* start Data shown *
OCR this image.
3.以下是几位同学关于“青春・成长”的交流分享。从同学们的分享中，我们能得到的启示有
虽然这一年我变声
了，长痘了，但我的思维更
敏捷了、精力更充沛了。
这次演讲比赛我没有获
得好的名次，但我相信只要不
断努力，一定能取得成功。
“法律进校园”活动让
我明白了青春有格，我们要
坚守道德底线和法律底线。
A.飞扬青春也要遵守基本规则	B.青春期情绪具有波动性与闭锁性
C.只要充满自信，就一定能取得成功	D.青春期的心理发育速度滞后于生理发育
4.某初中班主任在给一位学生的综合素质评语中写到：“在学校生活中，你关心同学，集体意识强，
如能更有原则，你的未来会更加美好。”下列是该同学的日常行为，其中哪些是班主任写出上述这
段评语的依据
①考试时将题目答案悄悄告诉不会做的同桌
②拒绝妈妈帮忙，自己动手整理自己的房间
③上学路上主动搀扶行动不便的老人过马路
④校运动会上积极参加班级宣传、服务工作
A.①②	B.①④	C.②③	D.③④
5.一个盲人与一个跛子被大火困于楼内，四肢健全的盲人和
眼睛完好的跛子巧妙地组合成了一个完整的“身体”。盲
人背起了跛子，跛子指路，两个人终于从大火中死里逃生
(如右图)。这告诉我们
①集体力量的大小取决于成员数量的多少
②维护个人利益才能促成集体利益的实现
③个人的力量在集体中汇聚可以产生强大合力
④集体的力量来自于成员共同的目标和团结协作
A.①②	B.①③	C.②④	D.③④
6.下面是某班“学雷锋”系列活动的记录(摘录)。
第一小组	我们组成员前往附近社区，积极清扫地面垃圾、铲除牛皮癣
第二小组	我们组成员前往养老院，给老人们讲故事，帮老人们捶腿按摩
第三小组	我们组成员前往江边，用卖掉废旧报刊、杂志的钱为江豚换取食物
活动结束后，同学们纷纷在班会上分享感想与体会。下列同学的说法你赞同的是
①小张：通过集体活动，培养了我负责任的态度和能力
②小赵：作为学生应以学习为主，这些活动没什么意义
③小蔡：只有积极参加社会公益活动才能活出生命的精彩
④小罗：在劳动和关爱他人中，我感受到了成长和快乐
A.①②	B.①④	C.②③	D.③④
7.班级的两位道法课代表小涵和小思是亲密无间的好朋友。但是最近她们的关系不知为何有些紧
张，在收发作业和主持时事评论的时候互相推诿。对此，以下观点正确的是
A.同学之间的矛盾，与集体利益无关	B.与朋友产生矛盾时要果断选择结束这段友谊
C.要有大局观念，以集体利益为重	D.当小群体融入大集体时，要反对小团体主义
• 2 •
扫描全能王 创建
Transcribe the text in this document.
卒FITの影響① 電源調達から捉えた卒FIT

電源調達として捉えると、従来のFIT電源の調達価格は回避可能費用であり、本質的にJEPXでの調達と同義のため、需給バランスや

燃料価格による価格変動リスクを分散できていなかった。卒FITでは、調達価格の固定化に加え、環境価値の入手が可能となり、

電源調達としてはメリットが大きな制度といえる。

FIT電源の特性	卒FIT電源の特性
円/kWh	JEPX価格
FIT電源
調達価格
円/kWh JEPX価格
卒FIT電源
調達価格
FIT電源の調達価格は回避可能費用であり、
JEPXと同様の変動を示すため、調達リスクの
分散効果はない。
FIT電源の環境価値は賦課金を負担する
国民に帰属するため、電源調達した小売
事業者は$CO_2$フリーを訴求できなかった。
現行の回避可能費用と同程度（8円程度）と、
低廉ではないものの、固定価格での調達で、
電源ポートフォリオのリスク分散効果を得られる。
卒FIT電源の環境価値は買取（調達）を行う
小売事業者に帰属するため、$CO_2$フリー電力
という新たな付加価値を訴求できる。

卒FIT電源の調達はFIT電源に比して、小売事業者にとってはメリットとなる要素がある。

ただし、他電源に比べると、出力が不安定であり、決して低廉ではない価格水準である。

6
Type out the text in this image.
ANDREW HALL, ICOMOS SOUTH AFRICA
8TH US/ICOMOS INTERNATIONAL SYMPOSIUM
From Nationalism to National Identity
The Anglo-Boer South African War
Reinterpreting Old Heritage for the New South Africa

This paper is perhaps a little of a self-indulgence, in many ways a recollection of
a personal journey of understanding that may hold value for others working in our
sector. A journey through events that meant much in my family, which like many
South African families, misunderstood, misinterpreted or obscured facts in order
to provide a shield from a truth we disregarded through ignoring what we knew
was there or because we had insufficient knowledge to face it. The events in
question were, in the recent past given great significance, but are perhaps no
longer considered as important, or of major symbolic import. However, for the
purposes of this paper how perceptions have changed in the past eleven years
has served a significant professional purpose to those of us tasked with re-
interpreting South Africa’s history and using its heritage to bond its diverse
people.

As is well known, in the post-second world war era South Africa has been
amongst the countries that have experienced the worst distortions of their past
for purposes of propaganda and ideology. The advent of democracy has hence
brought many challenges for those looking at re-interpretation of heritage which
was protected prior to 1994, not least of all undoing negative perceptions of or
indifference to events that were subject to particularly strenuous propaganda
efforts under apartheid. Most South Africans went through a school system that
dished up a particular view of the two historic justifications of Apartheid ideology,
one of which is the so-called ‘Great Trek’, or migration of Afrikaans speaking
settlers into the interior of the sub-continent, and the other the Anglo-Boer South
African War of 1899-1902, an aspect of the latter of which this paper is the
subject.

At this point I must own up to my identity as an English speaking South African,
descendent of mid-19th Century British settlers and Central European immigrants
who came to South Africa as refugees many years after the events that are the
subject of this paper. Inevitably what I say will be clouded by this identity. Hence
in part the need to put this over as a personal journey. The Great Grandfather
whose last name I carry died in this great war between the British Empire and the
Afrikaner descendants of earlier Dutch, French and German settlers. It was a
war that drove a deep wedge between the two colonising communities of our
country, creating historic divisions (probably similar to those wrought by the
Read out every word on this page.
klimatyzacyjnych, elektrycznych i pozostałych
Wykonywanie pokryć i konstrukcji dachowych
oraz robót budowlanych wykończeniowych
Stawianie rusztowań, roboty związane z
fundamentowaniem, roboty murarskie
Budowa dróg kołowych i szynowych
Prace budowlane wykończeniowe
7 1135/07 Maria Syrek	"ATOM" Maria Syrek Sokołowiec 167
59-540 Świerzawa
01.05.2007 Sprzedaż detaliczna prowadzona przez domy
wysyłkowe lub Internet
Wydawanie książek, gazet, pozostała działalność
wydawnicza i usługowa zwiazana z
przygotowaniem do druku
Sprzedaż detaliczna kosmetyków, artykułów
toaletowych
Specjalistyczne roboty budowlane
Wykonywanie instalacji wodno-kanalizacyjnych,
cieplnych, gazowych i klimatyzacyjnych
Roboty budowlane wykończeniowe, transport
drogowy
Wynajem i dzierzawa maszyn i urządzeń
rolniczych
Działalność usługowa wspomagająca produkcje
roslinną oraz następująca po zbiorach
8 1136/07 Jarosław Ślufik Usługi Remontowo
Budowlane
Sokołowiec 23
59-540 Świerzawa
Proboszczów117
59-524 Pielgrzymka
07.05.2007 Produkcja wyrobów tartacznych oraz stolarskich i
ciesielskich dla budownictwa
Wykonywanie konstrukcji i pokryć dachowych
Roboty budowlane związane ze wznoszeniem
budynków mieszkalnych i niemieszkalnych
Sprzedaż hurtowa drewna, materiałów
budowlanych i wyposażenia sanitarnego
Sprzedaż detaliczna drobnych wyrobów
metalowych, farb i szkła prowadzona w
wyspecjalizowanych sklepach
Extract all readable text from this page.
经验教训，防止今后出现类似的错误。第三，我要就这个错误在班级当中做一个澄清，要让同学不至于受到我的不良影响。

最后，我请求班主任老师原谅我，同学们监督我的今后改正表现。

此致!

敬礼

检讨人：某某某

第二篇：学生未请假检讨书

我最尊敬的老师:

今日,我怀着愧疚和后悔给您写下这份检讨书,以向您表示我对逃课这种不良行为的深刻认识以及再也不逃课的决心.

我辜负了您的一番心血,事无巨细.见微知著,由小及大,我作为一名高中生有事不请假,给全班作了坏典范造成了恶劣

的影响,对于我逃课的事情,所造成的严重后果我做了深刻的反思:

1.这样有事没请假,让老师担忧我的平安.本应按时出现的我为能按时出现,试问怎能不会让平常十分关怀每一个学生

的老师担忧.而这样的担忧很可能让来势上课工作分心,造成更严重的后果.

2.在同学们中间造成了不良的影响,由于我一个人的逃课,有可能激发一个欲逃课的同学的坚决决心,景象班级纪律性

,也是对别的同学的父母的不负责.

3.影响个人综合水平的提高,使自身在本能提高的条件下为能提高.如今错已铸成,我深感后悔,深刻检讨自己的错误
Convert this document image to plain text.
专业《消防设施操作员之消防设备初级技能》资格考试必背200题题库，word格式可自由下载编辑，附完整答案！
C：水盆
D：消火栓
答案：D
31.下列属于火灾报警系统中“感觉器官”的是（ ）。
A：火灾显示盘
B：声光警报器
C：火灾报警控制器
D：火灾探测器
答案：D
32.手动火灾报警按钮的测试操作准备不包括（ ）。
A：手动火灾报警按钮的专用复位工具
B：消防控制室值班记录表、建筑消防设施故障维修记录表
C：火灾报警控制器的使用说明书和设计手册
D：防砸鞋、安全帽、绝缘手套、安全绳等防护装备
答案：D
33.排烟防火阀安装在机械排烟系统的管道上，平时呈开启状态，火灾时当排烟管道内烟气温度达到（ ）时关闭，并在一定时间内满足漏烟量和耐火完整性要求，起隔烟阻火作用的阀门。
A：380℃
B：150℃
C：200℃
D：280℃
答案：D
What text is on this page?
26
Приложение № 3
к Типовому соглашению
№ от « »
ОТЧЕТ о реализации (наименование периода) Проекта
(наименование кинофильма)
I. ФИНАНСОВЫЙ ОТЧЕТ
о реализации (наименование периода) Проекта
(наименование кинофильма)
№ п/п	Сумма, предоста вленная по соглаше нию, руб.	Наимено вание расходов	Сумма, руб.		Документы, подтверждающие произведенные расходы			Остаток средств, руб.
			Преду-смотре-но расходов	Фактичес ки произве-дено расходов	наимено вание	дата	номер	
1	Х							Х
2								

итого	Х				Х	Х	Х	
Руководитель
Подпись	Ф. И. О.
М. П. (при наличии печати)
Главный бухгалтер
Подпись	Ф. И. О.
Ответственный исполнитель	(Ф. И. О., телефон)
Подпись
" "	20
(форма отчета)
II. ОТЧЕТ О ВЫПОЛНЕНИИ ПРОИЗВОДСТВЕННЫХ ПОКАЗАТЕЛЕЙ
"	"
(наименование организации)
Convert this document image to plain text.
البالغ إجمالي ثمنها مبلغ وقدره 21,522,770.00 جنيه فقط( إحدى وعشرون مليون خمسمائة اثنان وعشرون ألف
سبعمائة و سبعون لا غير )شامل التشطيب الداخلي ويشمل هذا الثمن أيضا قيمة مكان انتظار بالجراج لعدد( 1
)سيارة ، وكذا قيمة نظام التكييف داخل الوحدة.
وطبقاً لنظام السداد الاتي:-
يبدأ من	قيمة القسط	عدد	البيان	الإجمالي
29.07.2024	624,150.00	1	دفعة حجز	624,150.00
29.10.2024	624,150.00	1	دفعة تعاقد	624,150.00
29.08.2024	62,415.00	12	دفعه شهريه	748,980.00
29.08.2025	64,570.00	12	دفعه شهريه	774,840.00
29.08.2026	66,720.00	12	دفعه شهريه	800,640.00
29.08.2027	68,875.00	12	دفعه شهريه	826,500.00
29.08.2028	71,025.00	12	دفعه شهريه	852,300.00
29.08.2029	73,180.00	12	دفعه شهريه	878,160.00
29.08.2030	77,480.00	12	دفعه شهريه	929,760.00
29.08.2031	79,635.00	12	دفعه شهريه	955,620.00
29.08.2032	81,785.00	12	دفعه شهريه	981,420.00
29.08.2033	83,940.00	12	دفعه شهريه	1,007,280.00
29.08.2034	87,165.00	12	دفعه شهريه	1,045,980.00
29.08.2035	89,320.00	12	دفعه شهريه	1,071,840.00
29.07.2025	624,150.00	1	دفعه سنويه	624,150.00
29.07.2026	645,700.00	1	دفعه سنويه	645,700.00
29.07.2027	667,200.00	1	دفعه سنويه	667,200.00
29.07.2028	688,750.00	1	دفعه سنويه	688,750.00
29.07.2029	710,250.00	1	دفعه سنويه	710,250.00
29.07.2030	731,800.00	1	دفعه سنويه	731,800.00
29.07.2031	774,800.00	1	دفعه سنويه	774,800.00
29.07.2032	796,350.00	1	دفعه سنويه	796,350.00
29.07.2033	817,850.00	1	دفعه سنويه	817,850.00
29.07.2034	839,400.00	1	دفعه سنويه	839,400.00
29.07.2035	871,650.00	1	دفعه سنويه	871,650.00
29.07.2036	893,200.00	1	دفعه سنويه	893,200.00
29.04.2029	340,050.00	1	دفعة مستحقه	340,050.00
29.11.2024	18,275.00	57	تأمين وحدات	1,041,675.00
* end Data shown *
- _Goal of the exercise_:
Your task is to gather every line with the word "klimatyzacyjnych" and copy it.

- _Solution to the problem_:
klimatyzacyjnych, elektrycznych i pozostałych
cieplnych, gazowych i klimatyzacyjnych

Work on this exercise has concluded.